What to produce –
Each line holding the word "name" counts once; give the total and nothing more.
═══ Material for this task
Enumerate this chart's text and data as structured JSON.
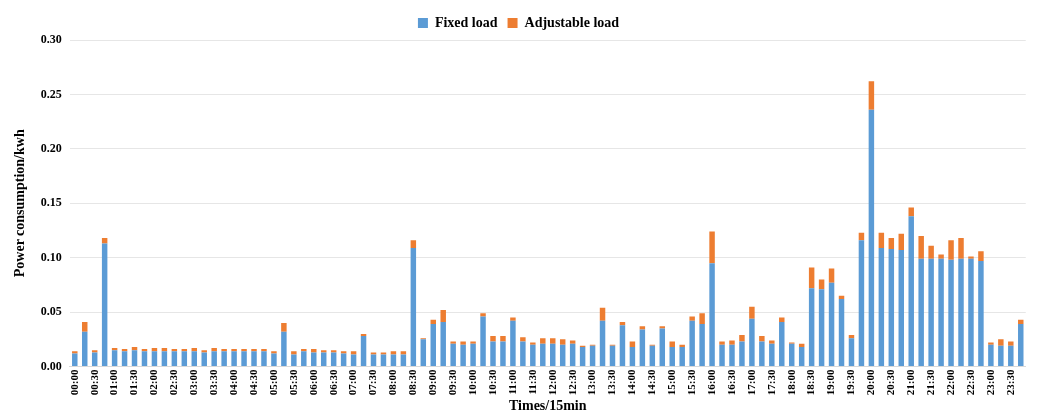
{
  "chart_data": {
    "type": "bar",
    "stacked": true,
    "xlabel": "Times/15min",
    "ylabel": "Power consumption/kwh",
    "categories": [
      "00:00",
      null,
      "00:30",
      null,
      "01:00",
      null,
      "01:30",
      null,
      "02:00",
      null,
      "02:30",
      null,
      "03:00",
      null,
      "03:30",
      null,
      "04:00",
      null,
      "04:30",
      null,
      "05:00",
      null,
      "05:30",
      null,
      "06:00",
      null,
      "06:30",
      null,
      "07:00",
      null,
      "07:30",
      null,
      "08:00",
      null,
      "08:30",
      null,
      "09:00",
      null,
      "09:30",
      null,
      "10:00",
      null,
      "10:30",
      null,
      "11:00",
      null,
      "11:30",
      null,
      "12:00",
      null,
      "12:30",
      null,
      "13:00",
      null,
      "13:30",
      null,
      "14:00",
      null,
      "14:30",
      null,
      "15:00",
      null,
      "15:30",
      null,
      "16:00",
      null,
      "16:30",
      null,
      "17:00",
      null,
      "17:30",
      null,
      "18:00",
      null,
      "18:30",
      null,
      "19:00",
      null,
      "19:30",
      null,
      "20:00",
      null,
      "20:30",
      null,
      "21:00",
      null,
      "21:30",
      null,
      "22:00",
      null,
      "22:30",
      null,
      "23:00",
      null,
      "23:30",
      null
    ],
    "series": [
      {
        "name": "Fixed load",
        "color": "#5b9bd5",
        "values": [
          0.012,
          0.032,
          0.013,
          0.113,
          0.015,
          0.014,
          0.015,
          0.014,
          0.014,
          0.014,
          0.014,
          0.014,
          0.014,
          0.013,
          0.014,
          0.014,
          0.014,
          0.014,
          0.014,
          0.014,
          0.012,
          0.032,
          0.011,
          0.014,
          0.013,
          0.013,
          0.013,
          0.012,
          0.011,
          0.028,
          0.011,
          0.011,
          0.011,
          0.011,
          0.109,
          0.025,
          0.039,
          0.041,
          0.021,
          0.02,
          0.021,
          0.046,
          0.023,
          0.023,
          0.042,
          0.023,
          0.02,
          0.021,
          0.021,
          0.02,
          0.021,
          0.018,
          0.019,
          0.042,
          0.019,
          0.038,
          0.018,
          0.034,
          0.019,
          0.035,
          0.018,
          0.018,
          0.042,
          0.039,
          0.095,
          0.02,
          0.02,
          0.023,
          0.044,
          0.023,
          0.021,
          0.041,
          0.021,
          0.018,
          0.072,
          0.071,
          0.077,
          0.062,
          0.026,
          0.116,
          0.236,
          0.109,
          0.108,
          0.107,
          0.138,
          0.099,
          0.099,
          0.099,
          0.098,
          0.099,
          0.099,
          0.097,
          0.02,
          0.019,
          0.019,
          0.039
        ]
      },
      {
        "name": "Adjustable load",
        "color": "#ed7d31",
        "values": [
          0.002,
          0.009,
          0.002,
          0.005,
          0.002,
          0.002,
          0.003,
          0.002,
          0.003,
          0.003,
          0.002,
          0.002,
          0.003,
          0.002,
          0.003,
          0.002,
          0.002,
          0.002,
          0.002,
          0.002,
          0.002,
          0.008,
          0.003,
          0.002,
          0.003,
          0.002,
          0.002,
          0.002,
          0.003,
          0.002,
          0.002,
          0.002,
          0.003,
          0.003,
          0.007,
          0.001,
          0.004,
          0.011,
          0.002,
          0.003,
          0.002,
          0.003,
          0.005,
          0.005,
          0.003,
          0.004,
          0.002,
          0.005,
          0.005,
          0.005,
          0.003,
          0.001,
          0.001,
          0.012,
          0.001,
          0.003,
          0.005,
          0.003,
          0.001,
          0.002,
          0.005,
          0.002,
          0.004,
          0.01,
          0.029,
          0.003,
          0.004,
          0.006,
          0.011,
          0.005,
          0.003,
          0.004,
          0.001,
          0.003,
          0.019,
          0.009,
          0.013,
          0.003,
          0.003,
          0.007,
          0.026,
          0.014,
          0.01,
          0.015,
          0.008,
          0.021,
          0.012,
          0.004,
          0.018,
          0.019,
          0.002,
          0.009,
          0.002,
          0.006,
          0.004,
          0.004
        ]
      }
    ],
    "ylim": [
      0,
      0.3
    ],
    "yticks": [
      {
        "value": 0,
        "label": "0.00"
      },
      {
        "value": 0.05,
        "label": "0.05"
      },
      {
        "value": 0.1,
        "label": "0.10"
      },
      {
        "value": 0.15,
        "label": "0.15"
      },
      {
        "value": 0.2,
        "label": "0.20"
      },
      {
        "value": 0.25,
        "label": "0.25"
      },
      {
        "value": 0.3,
        "label": "0.30"
      }
    ],
    "grid": "y",
    "legend": "top"
  }
}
══════
Exercise response –
2